(Collected data entries)
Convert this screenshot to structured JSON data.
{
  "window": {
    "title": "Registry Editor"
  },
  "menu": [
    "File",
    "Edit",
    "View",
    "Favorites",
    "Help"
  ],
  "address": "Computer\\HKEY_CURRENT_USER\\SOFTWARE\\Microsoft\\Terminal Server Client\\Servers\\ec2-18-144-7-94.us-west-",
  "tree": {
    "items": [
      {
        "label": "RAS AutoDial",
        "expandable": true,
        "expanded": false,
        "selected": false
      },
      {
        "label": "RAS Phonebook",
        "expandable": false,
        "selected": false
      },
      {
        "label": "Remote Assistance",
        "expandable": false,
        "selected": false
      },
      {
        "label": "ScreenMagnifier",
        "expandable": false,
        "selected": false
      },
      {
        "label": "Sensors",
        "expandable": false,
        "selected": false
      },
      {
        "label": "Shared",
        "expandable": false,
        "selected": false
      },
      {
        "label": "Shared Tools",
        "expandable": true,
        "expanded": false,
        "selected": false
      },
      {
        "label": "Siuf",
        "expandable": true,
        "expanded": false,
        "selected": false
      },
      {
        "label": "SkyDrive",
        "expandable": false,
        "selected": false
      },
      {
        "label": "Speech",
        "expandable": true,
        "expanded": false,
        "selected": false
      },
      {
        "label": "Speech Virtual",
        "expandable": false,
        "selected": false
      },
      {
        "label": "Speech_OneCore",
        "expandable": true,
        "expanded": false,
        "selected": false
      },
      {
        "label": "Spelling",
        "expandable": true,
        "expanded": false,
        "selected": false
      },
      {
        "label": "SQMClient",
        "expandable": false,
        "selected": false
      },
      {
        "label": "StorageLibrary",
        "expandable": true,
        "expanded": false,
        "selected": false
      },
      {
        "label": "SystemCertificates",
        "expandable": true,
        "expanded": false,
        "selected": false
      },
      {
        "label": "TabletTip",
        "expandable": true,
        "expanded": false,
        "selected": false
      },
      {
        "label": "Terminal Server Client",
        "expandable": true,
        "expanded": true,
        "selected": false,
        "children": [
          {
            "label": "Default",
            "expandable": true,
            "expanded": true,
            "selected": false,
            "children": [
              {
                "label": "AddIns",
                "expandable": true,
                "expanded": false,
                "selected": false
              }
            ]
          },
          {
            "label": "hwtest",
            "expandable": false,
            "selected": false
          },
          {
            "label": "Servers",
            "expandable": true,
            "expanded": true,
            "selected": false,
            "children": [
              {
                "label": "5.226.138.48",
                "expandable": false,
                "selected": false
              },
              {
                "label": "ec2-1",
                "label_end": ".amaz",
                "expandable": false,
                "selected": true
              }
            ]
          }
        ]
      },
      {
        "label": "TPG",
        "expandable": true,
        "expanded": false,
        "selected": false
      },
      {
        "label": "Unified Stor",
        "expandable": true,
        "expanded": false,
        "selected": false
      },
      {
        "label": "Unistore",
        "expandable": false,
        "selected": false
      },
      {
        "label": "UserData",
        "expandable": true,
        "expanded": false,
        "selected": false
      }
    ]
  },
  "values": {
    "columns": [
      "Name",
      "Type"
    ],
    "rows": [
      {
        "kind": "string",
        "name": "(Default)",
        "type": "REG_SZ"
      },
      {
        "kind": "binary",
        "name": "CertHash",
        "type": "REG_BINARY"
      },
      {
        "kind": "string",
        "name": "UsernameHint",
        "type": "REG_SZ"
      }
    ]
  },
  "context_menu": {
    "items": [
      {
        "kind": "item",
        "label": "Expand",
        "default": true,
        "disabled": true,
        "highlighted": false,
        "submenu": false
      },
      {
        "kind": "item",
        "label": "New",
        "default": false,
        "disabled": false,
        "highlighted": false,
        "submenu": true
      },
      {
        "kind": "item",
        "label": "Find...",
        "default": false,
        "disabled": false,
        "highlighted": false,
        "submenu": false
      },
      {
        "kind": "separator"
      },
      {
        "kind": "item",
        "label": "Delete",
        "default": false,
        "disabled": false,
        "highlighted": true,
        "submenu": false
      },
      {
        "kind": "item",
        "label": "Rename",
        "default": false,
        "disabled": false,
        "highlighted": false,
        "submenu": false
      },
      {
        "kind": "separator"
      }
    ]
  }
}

## EXERCISE OBJECTIVE
Reproduce the listing above verbatim, from first line to last.

## SOLUTION FOR THIS EXERCISE
Convert this screenshot to structured JSON data.
{
  "window": {
    "title": "Registry Editor"
  },
  "menu": [
    "File",
    "Edit",
    "View",
    "Favorites",
    "Help"
  ],
  "address": "Computer\\HKEY_CURRENT_USER\\SOFTWARE\\Microsoft\\Terminal Server Client\\Servers\\ec2-18-144-7-94.us-west-",
  "tree": {
    "items": [
      {
        "label": "RAS AutoDial",
        "expandable": true,
        "expanded": false,
        "selected": false
      },
      {
        "label": "RAS Phonebook",
        "expandable": false,
        "selected": false
      },
      {
        "label": "Remote Assistance",
        "expandable": false,
        "selected": false
      },
      {
        "label": "ScreenMagnifier",
        "expandable": false,
        "selected": false
      },
      {
        "label": "Sensors",
        "expandable": false,
        "selected": false
      },
      {
        "label": "Shared",
        "expandable": false,
        "selected": false
      },
      {
        "label": "Shared Tools",
        "expandable": true,
        "expanded": false,
        "selected": false
      },
      {
        "label": "Siuf",
        "expandable": true,
        "expanded": false,
        "selected": false
      },
      {
        "label": "SkyDrive",
        "expandable": false,
        "selected": false
      },
      {
        "label": "Speech",
        "expandable": true,
        "expanded": false,
        "selected": false
      },
      {
        "label": "Speech Virtual",
        "expandable": false,
        "selected": false
      },
      {
        "label": "Speech_OneCore",
        "expandable": true,
        "expanded": false,
        "selected": false
      },
      {
        "label": "Spelling",
        "expandable": true,
        "expanded": false,
        "selected": false
      },
      {
        "label": "SQMClient",
        "expandable": false,
        "selected": false
      },
      {
        "label": "StorageLibrary",
        "expandable": true,
        "expanded": false,
        "selected": false
      },
      {
        "label": "SystemCertificates",
        "expandable": true,
        "expanded": false,
        "selected": false
      },
      {
        "label": "TabletTip",
        "expandable": true,
        "expanded": false,
        "selected": false
      },
      {
        "label": "Terminal Server Client",
        "expandable": true,
        "expanded": true,
        "selected": false,
        "children": [
          {
            "label": "Default",
            "expandable": true,
            "expanded": true,
            "selected": false,
            "children": [
              {
                "label": "AddIns",
                "expandable": true,
                "expanded": false,
                "selected": false
              }
            ]
          },
          {
            "label": "hwtest",
            "expandable": false,
            "selected": false
          },
          {
            "label": "Servers",
            "expandable": true,
            "expanded": true,
            "selected": false,
            "children": [
              {
                "label": "5.226.138.48",
                "expandable": false,
                "selected": false
              },
              {
                "label": "ec2-1",
                "label_end": ".amaz",
                "expandable": false,
                "selected": true
              }
            ]
          }
        ]
      },
      {
        "label": "TPG",
        "expandable": true,
        "expanded": false,
        "selected": false
      },
      {
        "label": "Unified Stor",
        "expandable": true,
        "expanded": false,
        "selected": false
      },
      {
        "label": "Unistore",
        "expandable": false,
        "selected": false
      },
      {
        "label": "UserData",
        "expandable": true,
        "expanded": false,
        "selected": false
      }
    ]
  },
  "values": {
    "columns": [
      "Name",
      "Type"
    ],
    "rows": [
      {
        "kind": "string",
        "name": "(Default)",
        "type": "REG_SZ"
      },
      {
        "kind": "binary",
        "name": "CertHash",
        "type": "REG_BINARY"
      },
      {
        "kind": "string",
        "name": "UsernameHint",
        "type": "REG_SZ"
      }
    ]
  },
  "context_menu": {
    "items": [
      {
        "kind": "item",
        "label": "Expand",
        "default": true,
        "disabled": true,
        "highlighted": false,
        "submenu": false
      },
      {
        "kind": "item",
        "label": "New",
        "default": false,
        "disabled": false,
        "highlighted": false,
        "submenu": true
      },
      {
        "kind": "item",
        "label": "Find...",
        "default": false,
        "disabled": false,
        "highlighted": false,
        "submenu": false
      },
      {
        "kind": "separator"
      },
      {
        "kind": "item",
        "label": "Delete",
        "default": false,
        "disabled": false,
        "highlighted": true,
        "submenu": false
      },
      {
        "kind": "item",
        "label": "Rename",
        "default": false,
        "disabled": false,
        "highlighted": false,
        "submenu": false
      },
      {
        "kind": "separator"
      }
    ]
  }
}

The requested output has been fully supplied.